[Data entries]
-.-.-
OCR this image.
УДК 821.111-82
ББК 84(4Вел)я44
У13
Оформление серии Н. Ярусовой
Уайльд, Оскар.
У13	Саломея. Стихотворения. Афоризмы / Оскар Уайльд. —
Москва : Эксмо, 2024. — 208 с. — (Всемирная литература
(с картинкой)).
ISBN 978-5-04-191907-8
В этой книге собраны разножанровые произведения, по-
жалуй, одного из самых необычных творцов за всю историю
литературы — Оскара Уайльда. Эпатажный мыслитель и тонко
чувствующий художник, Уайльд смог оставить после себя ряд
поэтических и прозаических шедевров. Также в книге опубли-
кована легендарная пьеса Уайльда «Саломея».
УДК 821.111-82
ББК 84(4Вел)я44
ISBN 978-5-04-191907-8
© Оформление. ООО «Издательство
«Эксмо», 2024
-.-.-
Please reproduce the entire listing, exactly as shown.

Full answer =>
OCR this image.
УДК 821.111-82
ББК 84(4Вел)я44
У13
Оформление серии Н. Ярусовой
Уайльд, Оскар.
У13	Саломея. Стихотворения. Афоризмы / Оскар Уайльд. —
Москва : Эксмо, 2024. — 208 с. — (Всемирная литература
(с картинкой)).
ISBN 978-5-04-191907-8
В этой книге собраны разножанровые произведения, по-
жалуй, одного из самых необычных творцов за всю историю
литературы — Оскара Уайльда. Эпатажный мыслитель и тонко
чувствующий художник, Уайльд смог оставить после себя ряд
поэтических и прозаических шедевров. Также в книге опубли-
кована легендарная пьеса Уайльда «Саломея».
УДК 821.111-82
ББК 84(4Вел)я44
ISBN 978-5-04-191907-8
© Оформление. ООО «Издательство
«Эксмо», 2024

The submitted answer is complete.